=== Input records ===

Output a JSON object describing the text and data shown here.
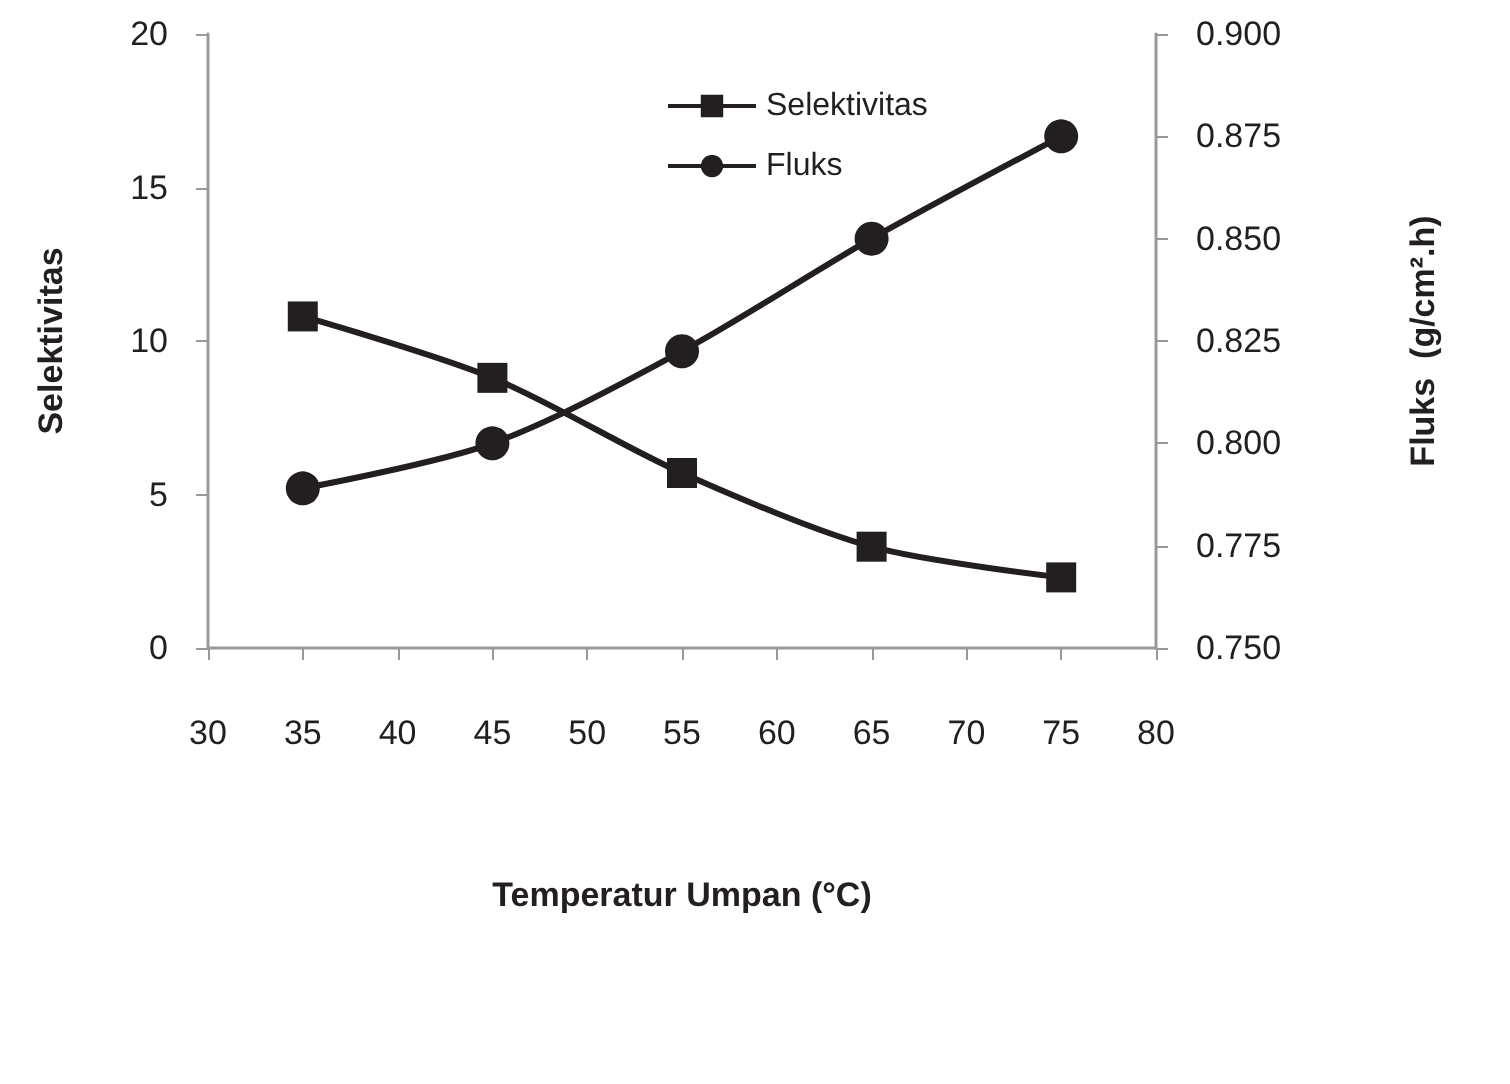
{
  "chart_data": {
    "type": "line",
    "xlabel": "Temperatur Umpan (°C)",
    "ylabel": "Selektivitas",
    "y2label": "Fluks  (g/cm².h)",
    "x": [
      35,
      45,
      55,
      65,
      75
    ],
    "series": [
      {
        "name": "Selektivitas",
        "color": "#231f20",
        "values": [
          10.8,
          8.8,
          5.7,
          3.3,
          2.3
        ],
        "marker": "square"
      },
      {
        "name": "Fluks",
        "color": "#231f20",
        "values": [
          0.789,
          0.8,
          0.8225,
          0.85,
          0.875
        ],
        "axis": "y2",
        "marker": "circle"
      }
    ],
    "xlim": [
      30,
      80
    ],
    "xticks": [
      30,
      35,
      40,
      45,
      50,
      55,
      60,
      65,
      70,
      75,
      80
    ],
    "ylim": [
      0,
      20
    ],
    "yticks": [
      0,
      5,
      10,
      15,
      20
    ],
    "y2lim": [
      0.75,
      0.9
    ],
    "y2ticks": [
      {
        "value": 0.75,
        "label": "0.750"
      },
      {
        "value": 0.775,
        "label": "0.775"
      },
      {
        "value": 0.8,
        "label": "0.800"
      },
      {
        "value": 0.825,
        "label": "0.825"
      },
      {
        "value": 0.85,
        "label": "0.850"
      },
      {
        "value": 0.875,
        "label": "0.875"
      },
      {
        "value": 0.9,
        "label": "0.900"
      }
    ],
    "legend": "top",
    "grid": false,
    "line_style": "solid"
  }
}
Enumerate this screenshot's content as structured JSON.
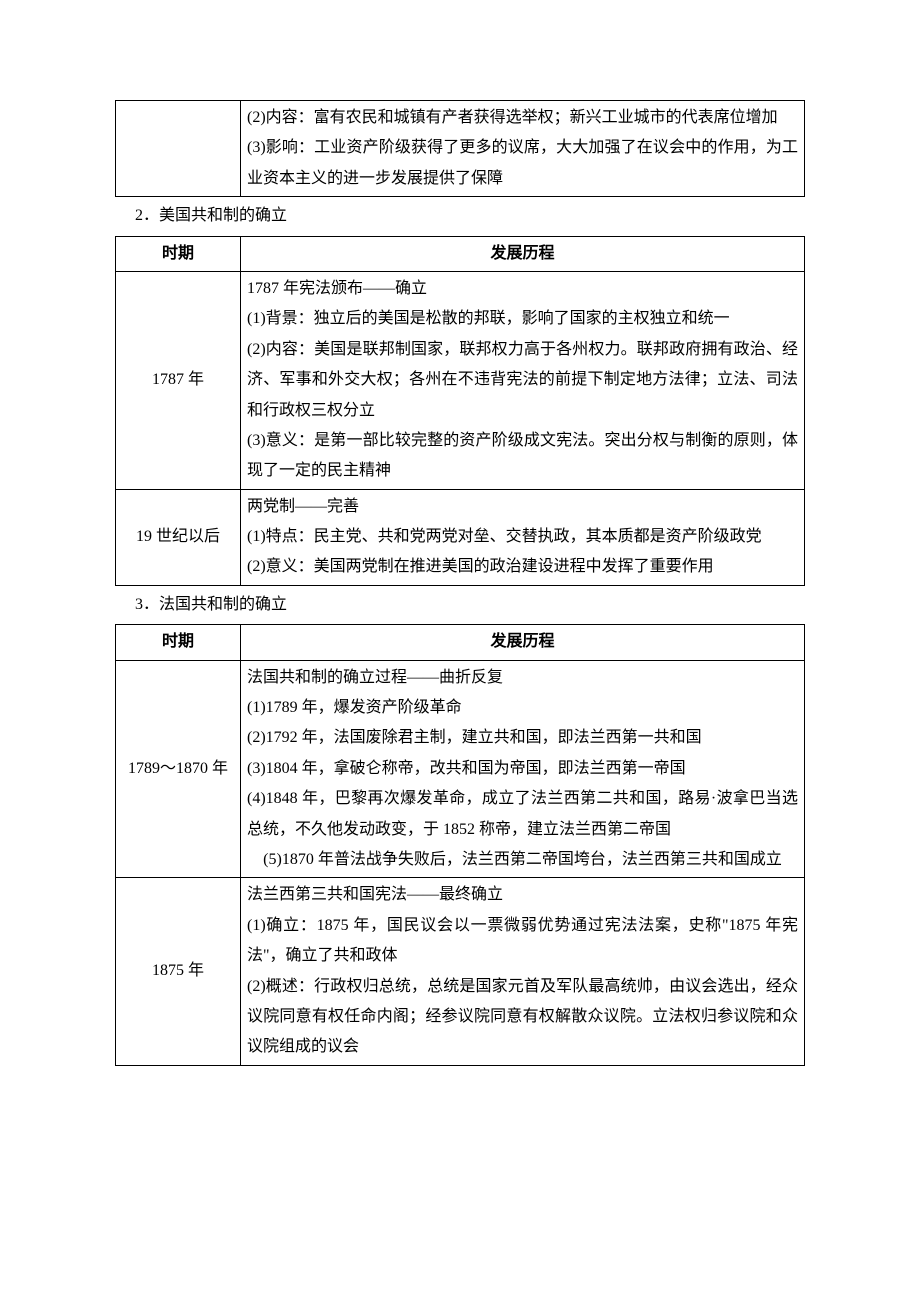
{
  "fragment_continuation": {
    "content_lines": [
      "(2)内容：富有农民和城镇有产者获得选举权；新兴工业城市的代表席位增加",
      "(3)影响：工业资产阶级获得了更多的议席，大大加强了在议会中的作用，为工业资本主义的进一步发展提供了保障"
    ]
  },
  "section2": {
    "heading": "2．美国共和制的确立",
    "header_period": "时期",
    "header_course": "发展历程",
    "rows": [
      {
        "period": "1787 年",
        "lines": [
          "1787 年宪法颁布——确立",
          "(1)背景：独立后的美国是松散的邦联，影响了国家的主权独立和统一",
          "(2)内容：美国是联邦制国家，联邦权力高于各州权力。联邦政府拥有政治、经济、军事和外交大权；各州在不违背宪法的前提下制定地方法律；立法、司法和行政权三权分立",
          "(3)意义：是第一部比较完整的资产阶级成文宪法。突出分权与制衡的原则，体现了一定的民主精神"
        ]
      },
      {
        "period": "19 世纪以后",
        "lines": [
          "两党制——完善",
          "(1)特点：民主党、共和党两党对垒、交替执政，其本质都是资产阶级政党",
          "(2)意义：美国两党制在推进美国的政治建设进程中发挥了重要作用"
        ]
      }
    ]
  },
  "section3": {
    "heading": "3．法国共和制的确立",
    "header_period": "时期",
    "header_course": "发展历程",
    "rows": [
      {
        "period": "1789～1870 年",
        "lines": [
          "法国共和制的确立过程——曲折反复",
          "(1)1789 年，爆发资产阶级革命",
          "(2)1792 年，法国废除君主制，建立共和国，即法兰西第一共和国",
          "(3)1804 年，拿破仑称帝，改共和国为帝国，即法兰西第一帝国",
          "(4)1848 年，巴黎再次爆发革命，成立了法兰西第二共和国，路易·波拿巴当选总统，不久他发动政变，于 1852 称帝，建立法兰西第二帝国",
          "(5)1870 年普法战争失败后，法兰西第二帝国垮台，法兰西第三共和国成立"
        ],
        "last_center": true
      },
      {
        "period": "1875 年",
        "lines": [
          "法兰西第三共和国宪法——最终确立",
          "(1)确立：1875 年，国民议会以一票微弱优势通过宪法法案，史称\"1875 年宪法\"，确立了共和政体",
          "(2)概述：行政权归总统，总统是国家元首及军队最高统帅，由议会选出，经众议院同意有权任命内阁；经参议院同意有权解散众议院。立法权归参议院和众议院组成的议会"
        ]
      }
    ]
  }
}
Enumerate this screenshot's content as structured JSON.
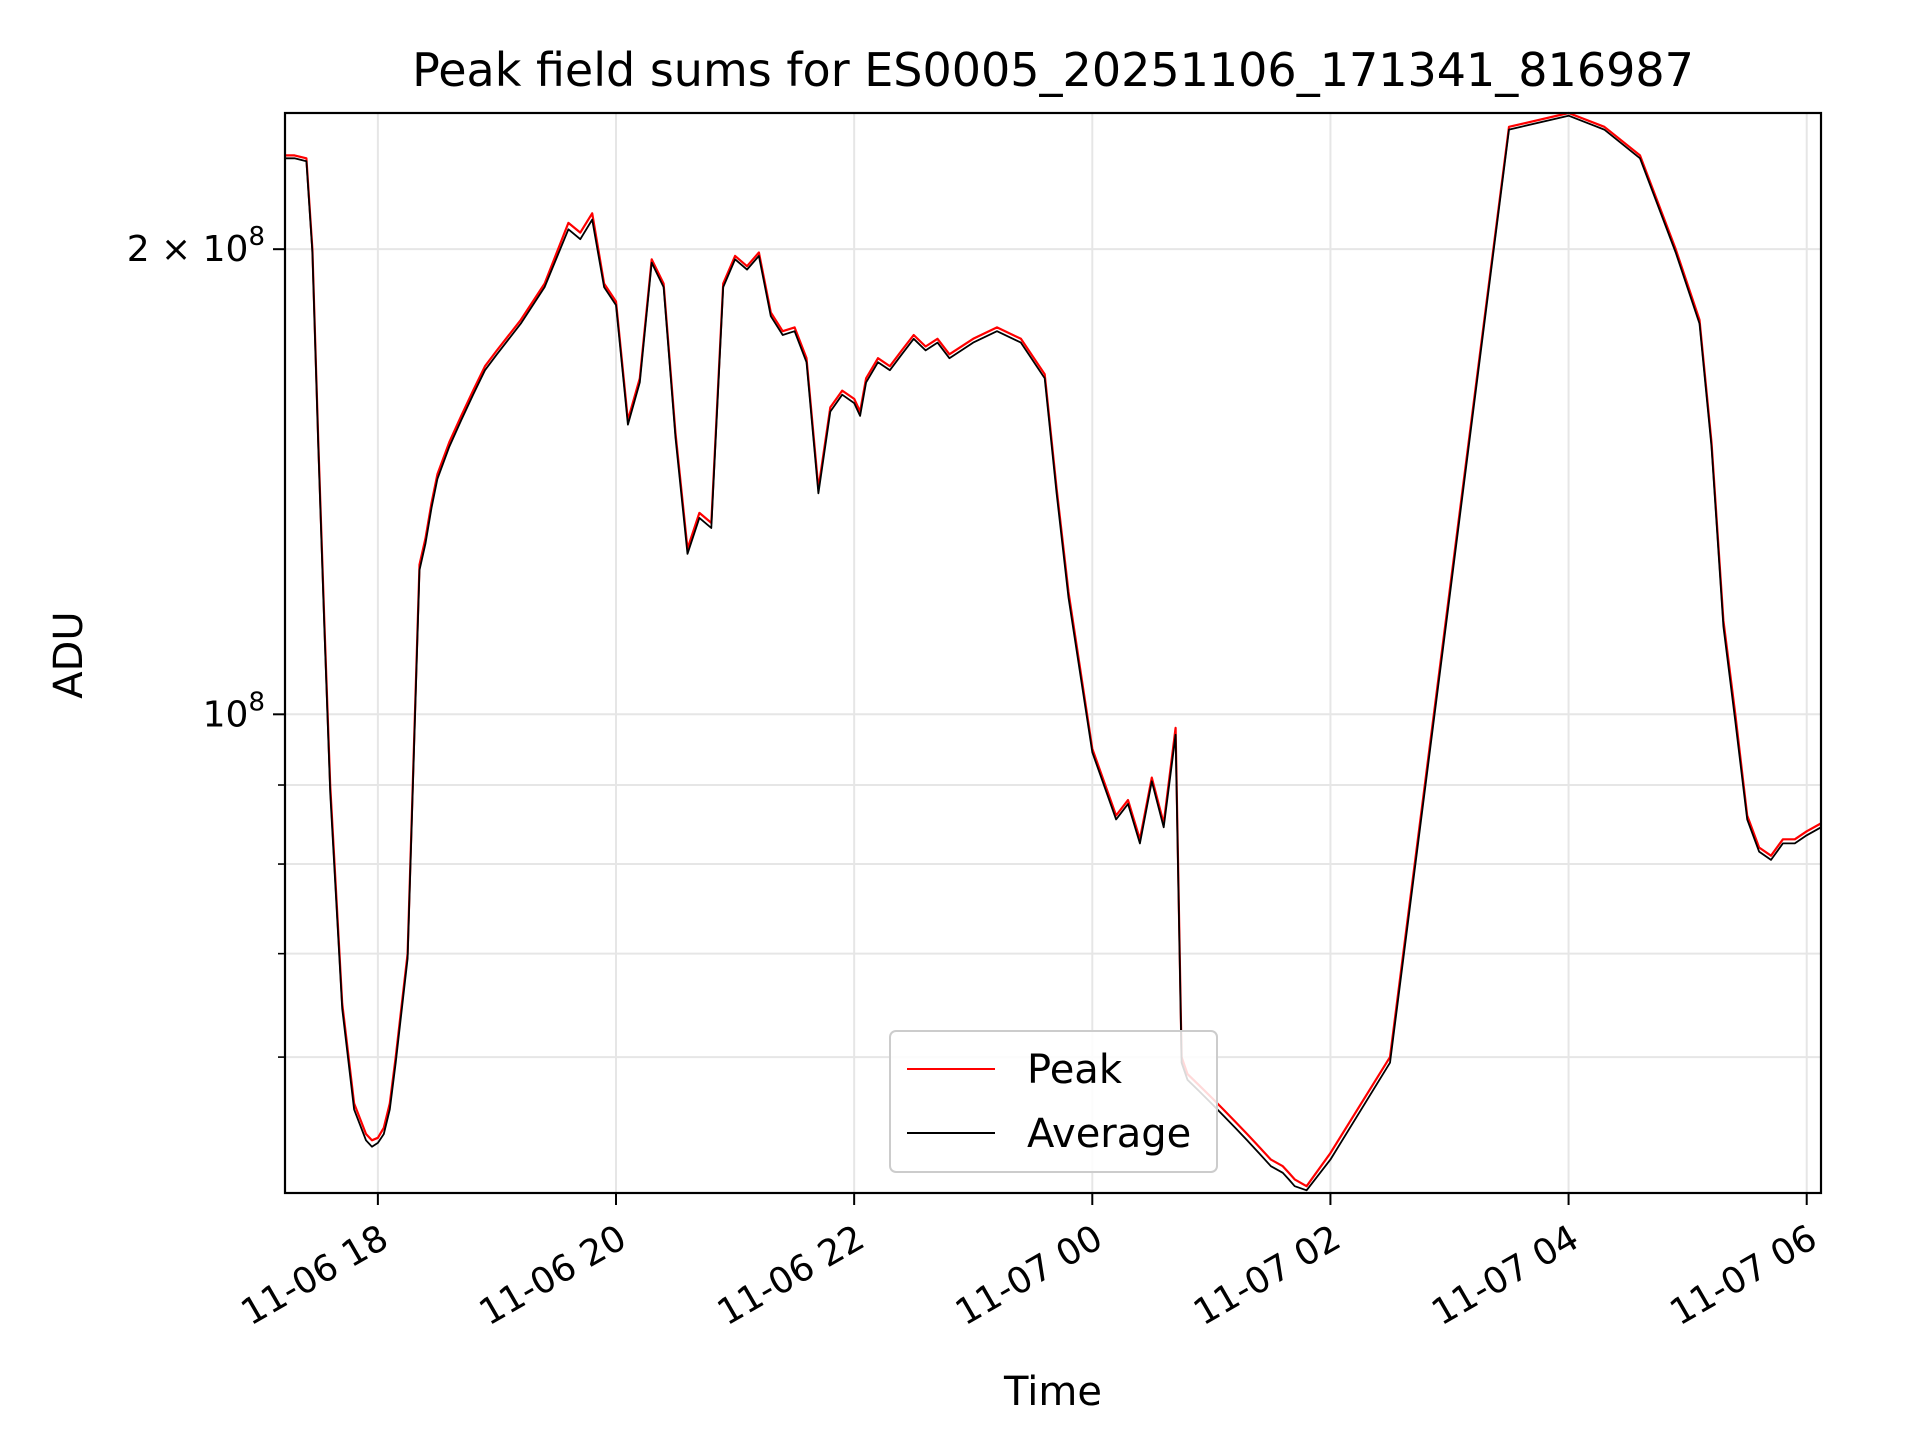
{
  "chart_data": {
    "type": "line",
    "title": "Peak field sums for ES0005_20251106_171341_816987",
    "xlabel": "Time",
    "ylabel": "ADU",
    "yscale": "log",
    "grid": true,
    "ylim": [
      49000000,
      245000000
    ],
    "xlim_hours": [
      17.22,
      30.12
    ],
    "x_unit": "hours since 2025-11-06 00:00",
    "x_ticks": [
      {
        "value": 18,
        "label": "11-06 18"
      },
      {
        "value": 20,
        "label": "11-06 20"
      },
      {
        "value": 22,
        "label": "11-06 22"
      },
      {
        "value": 24,
        "label": "11-07 00"
      },
      {
        "value": 26,
        "label": "11-07 02"
      },
      {
        "value": 28,
        "label": "11-07 04"
      },
      {
        "value": 30,
        "label": "11-07 06"
      }
    ],
    "y_major_ticks": [
      {
        "value": 100000000,
        "mantissa": "",
        "exponent": "8"
      },
      {
        "value": 200000000,
        "mantissa": "2 × ",
        "exponent": "8"
      }
    ],
    "y_minor_ticks": [
      60000000,
      70000000,
      80000000,
      90000000
    ],
    "legend_location": "bottom-center",
    "series": [
      {
        "name": "Peak",
        "color": "#ff0000",
        "x": [
          17.22,
          17.3,
          17.4,
          17.45,
          17.5,
          17.55,
          17.6,
          17.7,
          17.8,
          17.9,
          17.95,
          18.0,
          18.05,
          18.1,
          18.15,
          18.25,
          18.35,
          18.4,
          18.45,
          18.5,
          18.6,
          18.7,
          18.8,
          18.9,
          19.0,
          19.2,
          19.4,
          19.6,
          19.7,
          19.8,
          19.9,
          20.0,
          20.1,
          20.2,
          20.3,
          20.4,
          20.5,
          20.6,
          20.7,
          20.8,
          20.9,
          21.0,
          21.1,
          21.2,
          21.3,
          21.4,
          21.5,
          21.6,
          21.7,
          21.8,
          21.9,
          22.0,
          22.05,
          22.1,
          22.2,
          22.3,
          22.4,
          22.5,
          22.6,
          22.7,
          22.8,
          23.0,
          23.2,
          23.4,
          23.6,
          23.7,
          23.8,
          24.0,
          24.2,
          24.3,
          24.4,
          24.5,
          24.6,
          24.7,
          24.75,
          24.8,
          24.9,
          25.0,
          25.1,
          25.2,
          25.3,
          25.4,
          25.5,
          25.6,
          25.65,
          25.7,
          25.8,
          26.0,
          26.5,
          27.0,
          27.5,
          28.0,
          28.3,
          28.6,
          28.9,
          29.1,
          29.2,
          29.3,
          29.4,
          29.5,
          29.6,
          29.7,
          29.8,
          29.9,
          30.0,
          30.12
        ],
        "values": [
          230000000,
          230000000,
          229000000,
          200000000,
          150000000,
          115000000,
          90000000,
          65000000,
          56000000,
          53500000,
          53000000,
          53200000,
          54000000,
          56000000,
          60000000,
          70000000,
          125000000,
          130000000,
          137000000,
          143000000,
          150000000,
          156000000,
          162000000,
          168000000,
          172000000,
          180000000,
          190000000,
          208000000,
          205000000,
          211000000,
          190000000,
          185000000,
          155000000,
          165000000,
          197000000,
          190000000,
          152000000,
          128000000,
          135000000,
          133000000,
          190000000,
          198000000,
          195000000,
          199000000,
          182000000,
          177000000,
          178000000,
          170000000,
          140000000,
          158000000,
          162000000,
          160000000,
          157000000,
          165000000,
          170000000,
          168000000,
          172000000,
          176000000,
          173000000,
          175000000,
          171000000,
          175000000,
          178000000,
          175000000,
          166000000,
          140000000,
          120000000,
          95000000,
          86000000,
          88000000,
          83000000,
          91000000,
          85000000,
          98000000,
          60000000,
          58500000,
          57500000,
          56500000,
          55500000,
          54500000,
          53500000,
          52500000,
          51500000,
          51000000,
          50500000,
          50000000,
          49500000,
          52000000,
          60000000,
          120000000,
          240000000,
          245000000,
          240000000,
          230000000,
          200000000,
          180000000,
          150000000,
          115000000,
          100000000,
          86000000,
          82000000,
          81000000,
          83000000,
          83000000,
          84000000,
          85000000
        ]
      },
      {
        "name": "Average",
        "color": "#000000",
        "x": [
          17.22,
          17.3,
          17.4,
          17.45,
          17.5,
          17.55,
          17.6,
          17.7,
          17.8,
          17.9,
          17.95,
          18.0,
          18.05,
          18.1,
          18.15,
          18.25,
          18.35,
          18.4,
          18.45,
          18.5,
          18.6,
          18.7,
          18.8,
          18.9,
          19.0,
          19.2,
          19.4,
          19.6,
          19.7,
          19.8,
          19.9,
          20.0,
          20.1,
          20.2,
          20.3,
          20.4,
          20.5,
          20.6,
          20.7,
          20.8,
          20.9,
          21.0,
          21.1,
          21.2,
          21.3,
          21.4,
          21.5,
          21.6,
          21.7,
          21.8,
          21.9,
          22.0,
          22.05,
          22.1,
          22.2,
          22.3,
          22.4,
          22.5,
          22.6,
          22.7,
          22.8,
          23.0,
          23.2,
          23.4,
          23.6,
          23.7,
          23.8,
          24.0,
          24.2,
          24.3,
          24.4,
          24.5,
          24.6,
          24.7,
          24.75,
          24.8,
          24.9,
          25.0,
          25.1,
          25.2,
          25.3,
          25.4,
          25.5,
          25.6,
          25.65,
          25.7,
          25.8,
          26.0,
          26.5,
          27.0,
          27.5,
          28.0,
          28.3,
          28.6,
          28.9,
          29.1,
          29.2,
          29.3,
          29.4,
          29.5,
          29.6,
          29.7,
          29.8,
          29.9,
          30.0,
          30.12
        ],
        "values": [
          229000000,
          229000000,
          228000000,
          199000000,
          149000000,
          114000000,
          89000000,
          64500000,
          55500000,
          53000000,
          52500000,
          52800000,
          53500000,
          55500000,
          59500000,
          69500000,
          124000000,
          129000000,
          136000000,
          142000000,
          149000000,
          155000000,
          161000000,
          167000000,
          171000000,
          179000000,
          189000000,
          206000000,
          203000000,
          209000000,
          189000000,
          184000000,
          154000000,
          164000000,
          196000000,
          189000000,
          151000000,
          127000000,
          134000000,
          132000000,
          189000000,
          197000000,
          194000000,
          198000000,
          181000000,
          176000000,
          177000000,
          169000000,
          139000000,
          157000000,
          161000000,
          159000000,
          156000000,
          164000000,
          169000000,
          167000000,
          171000000,
          175000000,
          172000000,
          174000000,
          170000000,
          174000000,
          177000000,
          174000000,
          165000000,
          139000000,
          119000000,
          94500000,
          85500000,
          87500000,
          82500000,
          90500000,
          84500000,
          97000000,
          59500000,
          58000000,
          57000000,
          56000000,
          55000000,
          54000000,
          53000000,
          52000000,
          51000000,
          50500000,
          50000000,
          49500000,
          49200000,
          51500000,
          59500000,
          119000000,
          239000000,
          244000000,
          239000000,
          229000000,
          199000000,
          179000000,
          149000000,
          114000000,
          99000000,
          85500000,
          81500000,
          80500000,
          82500000,
          82500000,
          83500000,
          84500000
        ]
      }
    ]
  }
}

===

**Goal:** The string "color" may appear in lines of the listing above; tally those lines and give the number only.

**Answer to the task:** 4